● **What is needed**
The data follows this line. Copy verbatim the line with "Output the underlying" and each line after it to the end.

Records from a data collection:

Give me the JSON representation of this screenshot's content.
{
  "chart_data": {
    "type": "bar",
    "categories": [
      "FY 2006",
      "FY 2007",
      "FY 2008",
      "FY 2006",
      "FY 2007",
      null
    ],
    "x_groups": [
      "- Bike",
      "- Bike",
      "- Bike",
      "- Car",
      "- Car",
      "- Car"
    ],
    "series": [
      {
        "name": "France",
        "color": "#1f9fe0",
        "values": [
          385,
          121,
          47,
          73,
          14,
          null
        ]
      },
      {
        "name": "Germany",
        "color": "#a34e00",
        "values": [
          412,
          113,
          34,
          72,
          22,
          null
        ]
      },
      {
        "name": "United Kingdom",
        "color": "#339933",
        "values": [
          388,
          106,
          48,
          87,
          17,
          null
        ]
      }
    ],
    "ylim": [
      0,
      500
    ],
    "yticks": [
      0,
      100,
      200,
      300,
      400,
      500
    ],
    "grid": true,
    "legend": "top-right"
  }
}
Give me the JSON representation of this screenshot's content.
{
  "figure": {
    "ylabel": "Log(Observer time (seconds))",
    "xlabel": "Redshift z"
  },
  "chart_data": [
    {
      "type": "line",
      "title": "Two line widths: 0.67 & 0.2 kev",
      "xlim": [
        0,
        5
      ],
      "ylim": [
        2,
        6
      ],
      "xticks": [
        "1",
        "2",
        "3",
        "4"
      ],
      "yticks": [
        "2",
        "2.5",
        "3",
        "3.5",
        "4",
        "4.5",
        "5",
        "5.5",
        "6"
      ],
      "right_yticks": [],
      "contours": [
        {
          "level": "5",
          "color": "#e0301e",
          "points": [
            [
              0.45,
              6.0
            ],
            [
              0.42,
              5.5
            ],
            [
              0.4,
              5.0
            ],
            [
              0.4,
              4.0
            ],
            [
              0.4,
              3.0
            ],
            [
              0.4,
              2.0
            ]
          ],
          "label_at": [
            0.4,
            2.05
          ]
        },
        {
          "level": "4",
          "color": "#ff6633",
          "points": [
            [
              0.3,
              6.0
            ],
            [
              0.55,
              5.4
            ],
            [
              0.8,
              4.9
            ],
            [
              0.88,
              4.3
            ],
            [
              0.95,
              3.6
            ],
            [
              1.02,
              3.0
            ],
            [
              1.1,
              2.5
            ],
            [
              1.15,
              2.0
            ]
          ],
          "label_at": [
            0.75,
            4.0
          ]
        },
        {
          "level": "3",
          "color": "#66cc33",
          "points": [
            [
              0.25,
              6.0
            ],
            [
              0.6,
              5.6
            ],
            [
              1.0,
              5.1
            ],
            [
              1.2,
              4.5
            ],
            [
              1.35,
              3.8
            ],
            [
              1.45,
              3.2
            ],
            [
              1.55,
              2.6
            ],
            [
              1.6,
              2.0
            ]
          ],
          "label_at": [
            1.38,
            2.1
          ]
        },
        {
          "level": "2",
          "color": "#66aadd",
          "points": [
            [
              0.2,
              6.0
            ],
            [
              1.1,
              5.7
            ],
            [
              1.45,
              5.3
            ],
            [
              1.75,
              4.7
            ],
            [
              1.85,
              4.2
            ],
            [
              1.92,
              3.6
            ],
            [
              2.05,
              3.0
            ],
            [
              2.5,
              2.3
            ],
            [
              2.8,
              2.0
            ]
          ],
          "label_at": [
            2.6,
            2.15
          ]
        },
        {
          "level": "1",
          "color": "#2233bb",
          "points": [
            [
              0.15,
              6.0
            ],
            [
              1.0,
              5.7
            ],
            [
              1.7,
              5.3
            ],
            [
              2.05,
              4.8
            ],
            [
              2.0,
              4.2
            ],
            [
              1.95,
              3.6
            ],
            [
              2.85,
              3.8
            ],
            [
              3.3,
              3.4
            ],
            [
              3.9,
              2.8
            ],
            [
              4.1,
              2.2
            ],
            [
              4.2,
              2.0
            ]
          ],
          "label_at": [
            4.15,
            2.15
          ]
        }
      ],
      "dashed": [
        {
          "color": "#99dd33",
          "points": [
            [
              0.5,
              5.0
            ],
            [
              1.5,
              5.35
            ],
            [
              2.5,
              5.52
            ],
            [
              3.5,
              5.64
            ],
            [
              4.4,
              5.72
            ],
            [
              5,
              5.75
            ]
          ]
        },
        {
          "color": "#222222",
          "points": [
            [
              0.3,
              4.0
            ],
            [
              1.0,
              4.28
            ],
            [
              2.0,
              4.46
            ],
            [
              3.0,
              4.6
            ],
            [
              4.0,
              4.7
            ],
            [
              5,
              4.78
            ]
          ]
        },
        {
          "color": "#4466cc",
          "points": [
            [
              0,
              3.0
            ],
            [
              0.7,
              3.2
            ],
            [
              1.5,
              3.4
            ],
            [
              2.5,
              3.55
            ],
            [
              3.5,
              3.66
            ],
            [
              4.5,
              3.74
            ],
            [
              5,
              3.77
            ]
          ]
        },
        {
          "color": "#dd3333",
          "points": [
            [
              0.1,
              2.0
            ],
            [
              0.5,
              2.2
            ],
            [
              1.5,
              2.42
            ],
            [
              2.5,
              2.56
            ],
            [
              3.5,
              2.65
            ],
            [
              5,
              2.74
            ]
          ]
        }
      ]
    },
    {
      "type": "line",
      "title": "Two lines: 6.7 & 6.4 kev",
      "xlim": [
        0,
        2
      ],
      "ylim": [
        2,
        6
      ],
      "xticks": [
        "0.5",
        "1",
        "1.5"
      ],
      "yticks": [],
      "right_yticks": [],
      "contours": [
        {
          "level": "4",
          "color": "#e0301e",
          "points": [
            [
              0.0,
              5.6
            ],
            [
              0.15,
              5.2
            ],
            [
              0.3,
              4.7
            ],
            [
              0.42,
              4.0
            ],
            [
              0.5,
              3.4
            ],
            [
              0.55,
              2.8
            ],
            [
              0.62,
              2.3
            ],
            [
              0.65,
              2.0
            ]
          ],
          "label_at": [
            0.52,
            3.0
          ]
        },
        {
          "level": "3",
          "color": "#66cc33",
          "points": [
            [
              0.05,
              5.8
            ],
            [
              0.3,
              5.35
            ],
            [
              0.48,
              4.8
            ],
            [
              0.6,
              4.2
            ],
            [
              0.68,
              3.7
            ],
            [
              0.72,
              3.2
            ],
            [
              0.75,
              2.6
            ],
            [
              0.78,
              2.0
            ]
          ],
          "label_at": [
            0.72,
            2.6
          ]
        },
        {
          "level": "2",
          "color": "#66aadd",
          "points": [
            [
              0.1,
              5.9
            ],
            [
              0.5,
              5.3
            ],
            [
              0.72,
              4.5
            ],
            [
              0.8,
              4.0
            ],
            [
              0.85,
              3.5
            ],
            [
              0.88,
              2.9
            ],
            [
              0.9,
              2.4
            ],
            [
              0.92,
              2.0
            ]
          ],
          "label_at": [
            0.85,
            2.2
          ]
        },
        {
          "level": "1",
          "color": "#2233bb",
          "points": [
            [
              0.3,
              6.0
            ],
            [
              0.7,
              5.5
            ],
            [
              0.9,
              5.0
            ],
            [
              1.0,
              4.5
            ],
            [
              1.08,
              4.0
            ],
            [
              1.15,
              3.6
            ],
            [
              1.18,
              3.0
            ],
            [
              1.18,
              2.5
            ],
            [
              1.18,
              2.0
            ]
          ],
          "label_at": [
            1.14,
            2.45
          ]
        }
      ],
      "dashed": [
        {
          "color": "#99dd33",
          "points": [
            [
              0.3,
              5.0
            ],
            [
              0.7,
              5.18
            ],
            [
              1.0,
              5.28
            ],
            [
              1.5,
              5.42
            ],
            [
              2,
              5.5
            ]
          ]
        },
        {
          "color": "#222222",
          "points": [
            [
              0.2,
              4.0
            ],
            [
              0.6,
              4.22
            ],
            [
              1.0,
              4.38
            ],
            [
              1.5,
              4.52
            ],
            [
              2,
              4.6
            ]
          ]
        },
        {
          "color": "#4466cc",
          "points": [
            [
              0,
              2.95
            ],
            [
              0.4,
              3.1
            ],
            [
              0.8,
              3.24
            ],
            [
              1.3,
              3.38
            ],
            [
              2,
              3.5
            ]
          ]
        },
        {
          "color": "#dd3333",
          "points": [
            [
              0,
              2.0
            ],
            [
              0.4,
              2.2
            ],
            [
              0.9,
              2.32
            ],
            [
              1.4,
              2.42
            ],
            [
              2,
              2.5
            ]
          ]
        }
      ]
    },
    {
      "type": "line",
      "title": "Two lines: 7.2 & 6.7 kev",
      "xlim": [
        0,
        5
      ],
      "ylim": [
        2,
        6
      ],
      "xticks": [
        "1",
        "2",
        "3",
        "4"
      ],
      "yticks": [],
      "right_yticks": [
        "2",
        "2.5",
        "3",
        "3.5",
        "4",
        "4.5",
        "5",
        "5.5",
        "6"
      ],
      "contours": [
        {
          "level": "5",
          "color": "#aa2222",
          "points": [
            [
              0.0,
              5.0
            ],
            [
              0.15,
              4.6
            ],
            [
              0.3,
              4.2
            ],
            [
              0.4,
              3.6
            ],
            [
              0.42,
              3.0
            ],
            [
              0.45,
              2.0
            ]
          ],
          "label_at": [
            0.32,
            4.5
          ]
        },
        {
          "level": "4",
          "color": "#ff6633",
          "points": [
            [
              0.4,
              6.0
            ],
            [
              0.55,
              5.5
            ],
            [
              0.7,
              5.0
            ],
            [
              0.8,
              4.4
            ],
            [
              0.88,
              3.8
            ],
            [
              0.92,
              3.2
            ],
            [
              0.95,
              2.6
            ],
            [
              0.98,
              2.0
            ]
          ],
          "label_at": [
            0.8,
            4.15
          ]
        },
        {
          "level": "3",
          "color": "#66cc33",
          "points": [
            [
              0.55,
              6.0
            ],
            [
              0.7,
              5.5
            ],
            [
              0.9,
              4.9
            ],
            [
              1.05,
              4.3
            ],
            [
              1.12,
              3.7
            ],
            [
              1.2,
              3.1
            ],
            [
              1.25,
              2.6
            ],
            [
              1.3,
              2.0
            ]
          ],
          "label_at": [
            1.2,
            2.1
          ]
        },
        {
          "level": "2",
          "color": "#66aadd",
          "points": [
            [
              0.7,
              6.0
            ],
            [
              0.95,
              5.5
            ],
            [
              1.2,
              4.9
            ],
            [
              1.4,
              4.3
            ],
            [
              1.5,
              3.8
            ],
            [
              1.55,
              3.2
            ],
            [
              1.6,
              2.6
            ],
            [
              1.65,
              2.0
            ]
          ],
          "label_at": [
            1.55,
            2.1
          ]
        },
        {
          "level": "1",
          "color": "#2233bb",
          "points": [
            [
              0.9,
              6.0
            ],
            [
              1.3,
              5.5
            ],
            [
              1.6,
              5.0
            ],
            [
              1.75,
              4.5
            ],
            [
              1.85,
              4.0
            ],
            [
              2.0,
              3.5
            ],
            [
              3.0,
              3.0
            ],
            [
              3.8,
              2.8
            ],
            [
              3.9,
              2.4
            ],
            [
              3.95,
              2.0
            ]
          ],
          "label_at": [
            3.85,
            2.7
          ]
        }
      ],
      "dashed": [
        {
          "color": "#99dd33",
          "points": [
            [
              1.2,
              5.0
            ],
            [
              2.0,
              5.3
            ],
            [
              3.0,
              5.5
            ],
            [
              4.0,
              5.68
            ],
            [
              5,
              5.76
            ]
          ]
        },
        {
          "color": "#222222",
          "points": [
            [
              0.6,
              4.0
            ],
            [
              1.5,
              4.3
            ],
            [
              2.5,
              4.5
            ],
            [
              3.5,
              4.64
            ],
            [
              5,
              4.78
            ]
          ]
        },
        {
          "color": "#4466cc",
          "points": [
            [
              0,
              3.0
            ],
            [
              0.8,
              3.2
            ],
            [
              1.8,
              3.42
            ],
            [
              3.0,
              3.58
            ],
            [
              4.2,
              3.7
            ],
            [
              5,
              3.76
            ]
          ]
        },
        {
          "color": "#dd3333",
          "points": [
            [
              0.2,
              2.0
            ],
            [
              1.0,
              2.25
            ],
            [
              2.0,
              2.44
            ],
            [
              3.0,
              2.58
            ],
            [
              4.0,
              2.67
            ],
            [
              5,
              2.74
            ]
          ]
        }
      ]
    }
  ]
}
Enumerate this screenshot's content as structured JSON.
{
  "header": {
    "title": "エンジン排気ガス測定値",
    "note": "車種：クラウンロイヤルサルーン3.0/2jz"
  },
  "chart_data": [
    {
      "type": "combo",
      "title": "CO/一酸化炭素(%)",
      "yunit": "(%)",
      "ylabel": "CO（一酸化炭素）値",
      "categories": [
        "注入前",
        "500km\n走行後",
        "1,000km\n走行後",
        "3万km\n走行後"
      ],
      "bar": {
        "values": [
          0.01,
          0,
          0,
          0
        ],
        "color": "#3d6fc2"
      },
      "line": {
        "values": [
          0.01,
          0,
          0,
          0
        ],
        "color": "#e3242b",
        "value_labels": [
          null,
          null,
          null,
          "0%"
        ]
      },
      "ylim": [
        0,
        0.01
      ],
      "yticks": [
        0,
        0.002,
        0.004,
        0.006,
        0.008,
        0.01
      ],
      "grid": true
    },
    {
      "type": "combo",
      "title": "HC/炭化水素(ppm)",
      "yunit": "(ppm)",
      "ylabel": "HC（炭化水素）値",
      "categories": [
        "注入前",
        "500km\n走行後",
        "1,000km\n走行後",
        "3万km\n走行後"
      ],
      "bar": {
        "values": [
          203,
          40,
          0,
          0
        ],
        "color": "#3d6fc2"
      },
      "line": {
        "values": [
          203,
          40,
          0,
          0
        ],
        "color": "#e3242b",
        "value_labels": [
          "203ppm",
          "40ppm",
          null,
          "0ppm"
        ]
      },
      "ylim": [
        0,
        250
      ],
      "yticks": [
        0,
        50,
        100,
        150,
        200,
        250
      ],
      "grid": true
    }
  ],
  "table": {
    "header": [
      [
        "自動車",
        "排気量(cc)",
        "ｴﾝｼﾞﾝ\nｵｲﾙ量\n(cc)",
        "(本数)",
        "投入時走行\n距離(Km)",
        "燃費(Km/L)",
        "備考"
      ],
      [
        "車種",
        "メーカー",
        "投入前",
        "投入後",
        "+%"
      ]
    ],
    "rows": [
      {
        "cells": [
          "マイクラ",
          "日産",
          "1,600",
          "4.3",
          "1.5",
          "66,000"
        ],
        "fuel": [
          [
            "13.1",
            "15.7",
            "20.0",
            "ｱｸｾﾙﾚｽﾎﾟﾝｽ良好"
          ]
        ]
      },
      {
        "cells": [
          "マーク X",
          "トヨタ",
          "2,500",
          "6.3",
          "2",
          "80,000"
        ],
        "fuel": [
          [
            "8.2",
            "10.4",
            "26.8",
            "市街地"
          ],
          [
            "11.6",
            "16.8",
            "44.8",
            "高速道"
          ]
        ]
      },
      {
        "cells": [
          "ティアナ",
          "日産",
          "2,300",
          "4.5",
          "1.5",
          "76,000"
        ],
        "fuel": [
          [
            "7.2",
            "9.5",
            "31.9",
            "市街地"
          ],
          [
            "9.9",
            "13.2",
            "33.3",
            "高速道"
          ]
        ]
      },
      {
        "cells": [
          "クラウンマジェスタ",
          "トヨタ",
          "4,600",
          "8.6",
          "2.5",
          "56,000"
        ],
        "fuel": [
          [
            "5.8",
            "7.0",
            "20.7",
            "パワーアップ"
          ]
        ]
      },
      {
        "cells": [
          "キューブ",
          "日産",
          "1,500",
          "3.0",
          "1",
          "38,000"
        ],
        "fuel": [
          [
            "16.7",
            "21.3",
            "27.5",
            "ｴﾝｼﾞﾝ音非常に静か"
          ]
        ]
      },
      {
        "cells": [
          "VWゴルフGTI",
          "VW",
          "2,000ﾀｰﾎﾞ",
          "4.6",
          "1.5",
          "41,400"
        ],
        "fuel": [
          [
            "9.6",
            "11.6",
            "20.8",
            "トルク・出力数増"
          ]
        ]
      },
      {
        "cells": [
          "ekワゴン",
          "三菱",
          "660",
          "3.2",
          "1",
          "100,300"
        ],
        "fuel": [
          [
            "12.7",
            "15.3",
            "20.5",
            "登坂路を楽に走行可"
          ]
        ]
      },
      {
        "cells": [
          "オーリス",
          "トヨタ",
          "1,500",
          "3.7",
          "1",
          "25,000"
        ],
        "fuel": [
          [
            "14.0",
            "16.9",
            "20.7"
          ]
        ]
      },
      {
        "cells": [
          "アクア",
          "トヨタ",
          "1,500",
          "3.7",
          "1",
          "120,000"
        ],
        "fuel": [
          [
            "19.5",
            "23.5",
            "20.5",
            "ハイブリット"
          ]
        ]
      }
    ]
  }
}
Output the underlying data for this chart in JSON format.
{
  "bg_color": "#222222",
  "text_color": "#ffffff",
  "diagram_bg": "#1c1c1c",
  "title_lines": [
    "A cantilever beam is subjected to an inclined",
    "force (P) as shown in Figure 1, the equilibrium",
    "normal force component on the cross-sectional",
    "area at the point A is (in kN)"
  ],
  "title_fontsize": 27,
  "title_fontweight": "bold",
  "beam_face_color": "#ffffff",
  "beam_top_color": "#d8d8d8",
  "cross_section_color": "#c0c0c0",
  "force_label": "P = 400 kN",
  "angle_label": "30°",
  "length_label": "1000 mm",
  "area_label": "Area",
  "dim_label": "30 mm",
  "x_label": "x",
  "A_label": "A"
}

● **Answer to this task**
Output the underlying data for this chart in JSON format.
{
  "bg_color": "#222222",
  "text_color": "#ffffff",
  "diagram_bg": "#1c1c1c",
  "title_lines": [
    "A cantilever beam is subjected to an inclined",
    "force (P) as shown in Figure 1, the equilibrium",
    "normal force component on the cross-sectional",
    "area at the point A is (in kN)"
  ],
  "title_fontsize": 27,
  "title_fontweight": "bold",
  "beam_face_color": "#ffffff",
  "beam_top_color": "#d8d8d8",
  "cross_section_color": "#c0c0c0",
  "force_label": "P = 400 kN",
  "angle_label": "30°",
  "length_label": "1000 mm",
  "area_label": "Area",
  "dim_label": "30 mm",
  "x_label": "x",
  "A_label": "A"
}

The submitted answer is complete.